[Provided material start]

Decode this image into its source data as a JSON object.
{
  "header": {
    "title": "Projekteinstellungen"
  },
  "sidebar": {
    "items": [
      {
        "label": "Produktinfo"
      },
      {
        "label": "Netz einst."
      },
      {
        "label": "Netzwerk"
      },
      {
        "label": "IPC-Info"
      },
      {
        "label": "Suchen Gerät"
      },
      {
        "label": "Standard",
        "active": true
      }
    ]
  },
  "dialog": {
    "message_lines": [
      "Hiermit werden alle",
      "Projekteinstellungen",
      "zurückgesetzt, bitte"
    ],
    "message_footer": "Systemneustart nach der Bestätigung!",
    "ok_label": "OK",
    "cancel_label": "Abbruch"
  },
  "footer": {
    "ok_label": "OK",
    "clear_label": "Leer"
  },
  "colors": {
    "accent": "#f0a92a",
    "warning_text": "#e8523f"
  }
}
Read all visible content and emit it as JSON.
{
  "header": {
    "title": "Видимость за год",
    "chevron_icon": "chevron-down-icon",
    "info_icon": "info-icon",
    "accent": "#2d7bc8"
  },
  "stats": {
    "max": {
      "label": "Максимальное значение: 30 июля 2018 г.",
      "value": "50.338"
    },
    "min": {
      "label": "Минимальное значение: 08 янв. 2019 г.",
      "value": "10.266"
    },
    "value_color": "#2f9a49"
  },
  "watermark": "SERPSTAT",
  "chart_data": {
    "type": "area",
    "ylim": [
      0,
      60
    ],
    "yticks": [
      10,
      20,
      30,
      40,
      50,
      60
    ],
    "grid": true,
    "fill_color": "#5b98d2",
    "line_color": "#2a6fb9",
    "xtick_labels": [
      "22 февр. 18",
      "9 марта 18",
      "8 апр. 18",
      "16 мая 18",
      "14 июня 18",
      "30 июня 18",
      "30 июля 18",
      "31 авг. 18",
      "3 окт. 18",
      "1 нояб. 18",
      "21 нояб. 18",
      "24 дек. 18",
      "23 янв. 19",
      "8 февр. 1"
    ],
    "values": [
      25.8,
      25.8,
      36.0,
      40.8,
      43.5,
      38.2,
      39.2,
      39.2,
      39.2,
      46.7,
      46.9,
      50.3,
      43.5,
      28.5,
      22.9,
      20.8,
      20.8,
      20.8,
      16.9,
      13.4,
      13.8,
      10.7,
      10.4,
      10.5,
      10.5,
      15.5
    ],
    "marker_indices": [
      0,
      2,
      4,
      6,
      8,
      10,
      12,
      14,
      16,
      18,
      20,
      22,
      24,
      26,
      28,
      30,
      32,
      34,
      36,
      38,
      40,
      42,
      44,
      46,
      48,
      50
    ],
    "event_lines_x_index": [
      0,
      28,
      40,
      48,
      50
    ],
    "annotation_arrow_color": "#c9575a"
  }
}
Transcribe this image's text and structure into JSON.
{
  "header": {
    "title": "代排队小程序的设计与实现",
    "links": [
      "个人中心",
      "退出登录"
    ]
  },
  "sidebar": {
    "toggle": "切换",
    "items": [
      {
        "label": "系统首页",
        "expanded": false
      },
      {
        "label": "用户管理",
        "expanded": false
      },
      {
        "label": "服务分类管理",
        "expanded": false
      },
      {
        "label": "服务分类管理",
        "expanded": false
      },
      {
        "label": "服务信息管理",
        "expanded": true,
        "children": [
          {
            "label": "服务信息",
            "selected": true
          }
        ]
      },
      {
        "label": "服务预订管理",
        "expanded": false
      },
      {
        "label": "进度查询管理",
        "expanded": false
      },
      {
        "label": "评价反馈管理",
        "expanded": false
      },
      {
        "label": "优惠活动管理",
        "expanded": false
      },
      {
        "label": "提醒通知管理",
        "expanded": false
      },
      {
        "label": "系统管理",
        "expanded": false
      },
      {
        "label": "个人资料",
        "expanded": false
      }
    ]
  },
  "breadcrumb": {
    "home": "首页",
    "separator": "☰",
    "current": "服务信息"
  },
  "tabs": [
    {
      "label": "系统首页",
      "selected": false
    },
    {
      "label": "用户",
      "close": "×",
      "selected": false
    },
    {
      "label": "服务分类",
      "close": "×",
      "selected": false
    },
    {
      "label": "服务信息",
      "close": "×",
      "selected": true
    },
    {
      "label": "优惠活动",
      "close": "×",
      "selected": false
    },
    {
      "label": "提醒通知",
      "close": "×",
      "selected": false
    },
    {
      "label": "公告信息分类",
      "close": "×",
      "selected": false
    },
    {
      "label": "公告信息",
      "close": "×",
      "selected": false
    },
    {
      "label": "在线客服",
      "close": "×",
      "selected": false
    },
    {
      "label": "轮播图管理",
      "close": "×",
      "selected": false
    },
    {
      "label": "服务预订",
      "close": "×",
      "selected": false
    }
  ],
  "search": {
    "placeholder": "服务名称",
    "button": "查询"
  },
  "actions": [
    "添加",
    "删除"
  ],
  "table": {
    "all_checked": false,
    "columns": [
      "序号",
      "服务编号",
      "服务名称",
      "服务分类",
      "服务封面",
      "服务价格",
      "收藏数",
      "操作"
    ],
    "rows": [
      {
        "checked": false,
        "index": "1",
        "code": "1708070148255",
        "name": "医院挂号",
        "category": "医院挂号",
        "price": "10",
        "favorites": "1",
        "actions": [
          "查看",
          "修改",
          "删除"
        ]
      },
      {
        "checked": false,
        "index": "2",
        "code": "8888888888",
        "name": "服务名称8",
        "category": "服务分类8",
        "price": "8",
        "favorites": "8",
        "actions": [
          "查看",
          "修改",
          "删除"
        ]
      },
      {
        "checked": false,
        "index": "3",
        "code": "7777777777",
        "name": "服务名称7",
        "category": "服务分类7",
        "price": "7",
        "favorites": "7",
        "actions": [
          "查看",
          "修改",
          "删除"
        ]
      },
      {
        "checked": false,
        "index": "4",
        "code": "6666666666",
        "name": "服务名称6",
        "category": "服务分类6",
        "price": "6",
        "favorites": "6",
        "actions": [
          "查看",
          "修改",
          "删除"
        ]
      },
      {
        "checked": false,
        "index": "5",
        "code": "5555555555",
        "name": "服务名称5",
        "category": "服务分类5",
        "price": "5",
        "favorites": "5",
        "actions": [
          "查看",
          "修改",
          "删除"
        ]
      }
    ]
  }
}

[Provided material end]

- **What needs to be done**
Copy every line of the material, please, keeping it exactly the same.

- **Finished task**
Decode this image into its source data as a JSON object.
{
  "header": {
    "title": "Projekteinstellungen"
  },
  "sidebar": {
    "items": [
      {
        "label": "Produktinfo"
      },
      {
        "label": "Netz einst."
      },
      {
        "label": "Netzwerk"
      },
      {
        "label": "IPC-Info"
      },
      {
        "label": "Suchen Gerät"
      },
      {
        "label": "Standard",
        "active": true
      }
    ]
  },
  "dialog": {
    "message_lines": [
      "Hiermit werden alle",
      "Projekteinstellungen",
      "zurückgesetzt, bitte"
    ],
    "message_footer": "Systemneustart nach der Bestätigung!",
    "ok_label": "OK",
    "cancel_label": "Abbruch"
  },
  "footer": {
    "ok_label": "OK",
    "clear_label": "Leer"
  },
  "colors": {
    "accent": "#f0a92a",
    "warning_text": "#e8523f"
  }
}
Read all visible content and emit it as JSON.
{
  "header": {
    "title": "Видимость за год",
    "chevron_icon": "chevron-down-icon",
    "info_icon": "info-icon",
    "accent": "#2d7bc8"
  },
  "stats": {
    "max": {
      "label": "Максимальное значение: 30 июля 2018 г.",
      "value": "50.338"
    },
    "min": {
      "label": "Минимальное значение: 08 янв. 2019 г.",
      "value": "10.266"
    },
    "value_color": "#2f9a49"
  },
  "watermark": "SERPSTAT",
  "chart_data": {
    "type": "area",
    "ylim": [
      0,
      60
    ],
    "yticks": [
      10,
      20,
      30,
      40,
      50,
      60
    ],
    "grid": true,
    "fill_color": "#5b98d2",
    "line_color": "#2a6fb9",
    "xtick_labels": [
      "22 февр. 18",
      "9 марта 18",
      "8 апр. 18",
      "16 мая 18",
      "14 июня 18",
      "30 июня 18",
      "30 июля 18",
      "31 авг. 18",
      "3 окт. 18",
      "1 нояб. 18",
      "21 нояб. 18",
      "24 дек. 18",
      "23 янв. 19",
      "8 февр. 1"
    ],
    "values": [
      25.8,
      25.8,
      36.0,
      40.8,
      43.5,
      38.2,
      39.2,
      39.2,
      39.2,
      46.7,
      46.9,
      50.3,
      43.5,
      28.5,
      22.9,
      20.8,
      20.8,
      20.8,
      16.9,
      13.4,
      13.8,
      10.7,
      10.4,
      10.5,
      10.5,
      15.5
    ],
    "marker_indices": [
      0,
      2,
      4,
      6,
      8,
      10,
      12,
      14,
      16,
      18,
      20,
      22,
      24,
      26,
      28,
      30,
      32,
      34,
      36,
      38,
      40,
      42,
      44,
      46,
      48,
      50
    ],
    "event_lines_x_index": [
      0,
      28,
      40,
      48,
      50
    ],
    "annotation_arrow_color": "#c9575a"
  }
}
Transcribe this image's text and structure into JSON.
{
  "header": {
    "title": "代排队小程序的设计与实现",
    "links": [
      "个人中心",
      "退出登录"
    ]
  },
  "sidebar": {
    "toggle": "切换",
    "items": [
      {
        "label": "系统首页",
        "expanded": false
      },
      {
        "label": "用户管理",
        "expanded": false
      },
      {
        "label": "服务分类管理",
        "expanded": false
      },
      {
        "label": "服务分类管理",
        "expanded": false
      },
      {
        "label": "服务信息管理",
        "expanded": true,
        "children": [
          {
            "label": "服务信息",
            "selected": true
          }
        ]
      },
      {
        "label": "服务预订管理",
        "expanded": false
      },
      {
        "label": "进度查询管理",
        "expanded": false
      },
      {
        "label": "评价反馈管理",
        "expanded": false
      },
      {
        "label": "优惠活动管理",
        "expanded": false
      },
      {
        "label": "提醒通知管理",
        "expanded": false
      },
      {
        "label": "系统管理",
        "expanded": false
      },
      {
        "label": "个人资料",
        "expanded": false
      }
    ]
  },
  "breadcrumb": {
    "home": "首页",
    "separator": "☰",
    "current": "服务信息"
  },
  "tabs": [
    {
      "label": "系统首页",
      "selected": false
    },
    {
      "label": "用户",
      "close": "×",
      "selected": false
    },
    {
      "label": "服务分类",
      "close": "×",
      "selected": false
    },
    {
      "label": "服务信息",
      "close": "×",
      "selected": true
    },
    {
      "label": "优惠活动",
      "close": "×",
      "selected": false
    },
    {
      "label": "提醒通知",
      "close": "×",
      "selected": false
    },
    {
      "label": "公告信息分类",
      "close": "×",
      "selected": false
    },
    {
      "label": "公告信息",
      "close": "×",
      "selected": false
    },
    {
      "label": "在线客服",
      "close": "×",
      "selected": false
    },
    {
      "label": "轮播图管理",
      "close": "×",
      "selected": false
    },
    {
      "label": "服务预订",
      "close": "×",
      "selected": false
    }
  ],
  "search": {
    "placeholder": "服务名称",
    "button": "查询"
  },
  "actions": [
    "添加",
    "删除"
  ],
  "table": {
    "all_checked": false,
    "columns": [
      "序号",
      "服务编号",
      "服务名称",
      "服务分类",
      "服务封面",
      "服务价格",
      "收藏数",
      "操作"
    ],
    "rows": [
      {
        "checked": false,
        "index": "1",
        "code": "1708070148255",
        "name": "医院挂号",
        "category": "医院挂号",
        "price": "10",
        "favorites": "1",
        "actions": [
          "查看",
          "修改",
          "删除"
        ]
      },
      {
        "checked": false,
        "index": "2",
        "code": "8888888888",
        "name": "服务名称8",
        "category": "服务分类8",
        "price": "8",
        "favorites": "8",
        "actions": [
          "查看",
          "修改",
          "删除"
        ]
      },
      {
        "checked": false,
        "index": "3",
        "code": "7777777777",
        "name": "服务名称7",
        "category": "服务分类7",
        "price": "7",
        "favorites": "7",
        "actions": [
          "查看",
          "修改",
          "删除"
        ]
      },
      {
        "checked": false,
        "index": "4",
        "code": "6666666666",
        "name": "服务名称6",
        "category": "服务分类6",
        "price": "6",
        "favorites": "6",
        "actions": [
          "查看",
          "修改",
          "删除"
        ]
      },
      {
        "checked": false,
        "index": "5",
        "code": "5555555555",
        "name": "服务名称5",
        "category": "服务分类5",
        "price": "5",
        "favorites": "5",
        "actions": [
          "查看",
          "修改",
          "删除"
        ]
      }
    ]
  }
}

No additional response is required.